WHAT THE TASK ASKS: Copy each line of the entries that contains the word "this".

»»

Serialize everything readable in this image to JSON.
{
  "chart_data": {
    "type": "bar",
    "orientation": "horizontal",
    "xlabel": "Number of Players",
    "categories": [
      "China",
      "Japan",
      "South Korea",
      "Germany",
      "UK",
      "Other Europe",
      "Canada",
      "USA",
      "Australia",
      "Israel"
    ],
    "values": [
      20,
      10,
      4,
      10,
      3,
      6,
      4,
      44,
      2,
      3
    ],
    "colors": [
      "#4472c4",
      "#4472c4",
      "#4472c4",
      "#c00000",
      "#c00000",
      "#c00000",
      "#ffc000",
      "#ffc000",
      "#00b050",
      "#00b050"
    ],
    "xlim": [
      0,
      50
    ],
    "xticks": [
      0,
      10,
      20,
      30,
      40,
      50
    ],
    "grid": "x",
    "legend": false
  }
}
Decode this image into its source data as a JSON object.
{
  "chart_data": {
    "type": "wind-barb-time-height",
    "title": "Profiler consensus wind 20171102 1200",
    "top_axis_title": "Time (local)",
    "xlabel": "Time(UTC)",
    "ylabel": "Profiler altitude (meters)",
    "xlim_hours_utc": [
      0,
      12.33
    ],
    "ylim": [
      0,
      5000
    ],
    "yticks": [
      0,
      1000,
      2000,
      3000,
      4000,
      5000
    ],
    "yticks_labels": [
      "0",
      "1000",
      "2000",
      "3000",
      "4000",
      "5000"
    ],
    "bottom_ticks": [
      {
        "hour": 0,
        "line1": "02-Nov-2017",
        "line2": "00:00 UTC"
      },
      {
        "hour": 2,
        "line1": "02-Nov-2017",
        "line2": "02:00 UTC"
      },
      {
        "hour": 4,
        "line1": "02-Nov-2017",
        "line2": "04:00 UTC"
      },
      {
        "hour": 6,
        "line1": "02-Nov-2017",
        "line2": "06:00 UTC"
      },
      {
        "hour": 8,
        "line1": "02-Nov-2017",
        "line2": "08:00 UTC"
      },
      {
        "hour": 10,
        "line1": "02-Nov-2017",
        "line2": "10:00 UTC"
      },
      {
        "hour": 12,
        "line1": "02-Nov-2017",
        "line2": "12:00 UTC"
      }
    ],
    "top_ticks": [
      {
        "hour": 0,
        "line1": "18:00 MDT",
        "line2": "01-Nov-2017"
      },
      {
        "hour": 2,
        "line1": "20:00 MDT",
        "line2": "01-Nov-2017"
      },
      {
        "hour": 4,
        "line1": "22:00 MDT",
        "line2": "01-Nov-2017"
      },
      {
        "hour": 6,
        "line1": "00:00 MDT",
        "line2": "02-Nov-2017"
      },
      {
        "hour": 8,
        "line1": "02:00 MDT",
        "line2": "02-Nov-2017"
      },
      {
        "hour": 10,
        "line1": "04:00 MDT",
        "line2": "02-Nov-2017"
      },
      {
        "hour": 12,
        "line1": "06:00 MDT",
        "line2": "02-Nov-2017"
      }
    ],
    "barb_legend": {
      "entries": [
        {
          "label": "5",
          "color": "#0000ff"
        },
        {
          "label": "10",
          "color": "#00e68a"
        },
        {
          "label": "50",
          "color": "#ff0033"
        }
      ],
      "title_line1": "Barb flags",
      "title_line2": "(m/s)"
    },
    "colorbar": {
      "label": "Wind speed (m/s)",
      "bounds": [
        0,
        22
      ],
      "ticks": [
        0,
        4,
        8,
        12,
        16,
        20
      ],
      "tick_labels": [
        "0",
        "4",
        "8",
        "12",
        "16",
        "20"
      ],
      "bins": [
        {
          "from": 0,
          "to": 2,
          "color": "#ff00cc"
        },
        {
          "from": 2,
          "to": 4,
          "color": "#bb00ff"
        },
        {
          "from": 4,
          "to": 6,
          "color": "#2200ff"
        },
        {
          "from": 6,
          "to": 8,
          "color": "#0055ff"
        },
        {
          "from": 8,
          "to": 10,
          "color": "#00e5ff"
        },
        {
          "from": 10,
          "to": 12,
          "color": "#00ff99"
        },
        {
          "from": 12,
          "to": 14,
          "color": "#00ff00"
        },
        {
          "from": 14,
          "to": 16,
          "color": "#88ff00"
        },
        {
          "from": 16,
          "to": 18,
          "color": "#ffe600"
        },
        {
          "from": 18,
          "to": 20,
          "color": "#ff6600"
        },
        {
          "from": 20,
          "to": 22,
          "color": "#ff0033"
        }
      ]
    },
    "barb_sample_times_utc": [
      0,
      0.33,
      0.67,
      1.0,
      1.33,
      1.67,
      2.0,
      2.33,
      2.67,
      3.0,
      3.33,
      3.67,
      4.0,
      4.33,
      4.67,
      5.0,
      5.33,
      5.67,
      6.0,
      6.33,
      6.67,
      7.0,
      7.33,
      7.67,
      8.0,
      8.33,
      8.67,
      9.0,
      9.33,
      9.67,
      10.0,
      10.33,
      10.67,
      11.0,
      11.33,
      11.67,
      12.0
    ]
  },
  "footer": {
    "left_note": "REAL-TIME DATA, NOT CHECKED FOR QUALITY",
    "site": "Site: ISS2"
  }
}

««

ANSWER TO THE PROBLEM:
Serialize everything readable in this image to JSON.
Decode this image into its source data as a JSON object.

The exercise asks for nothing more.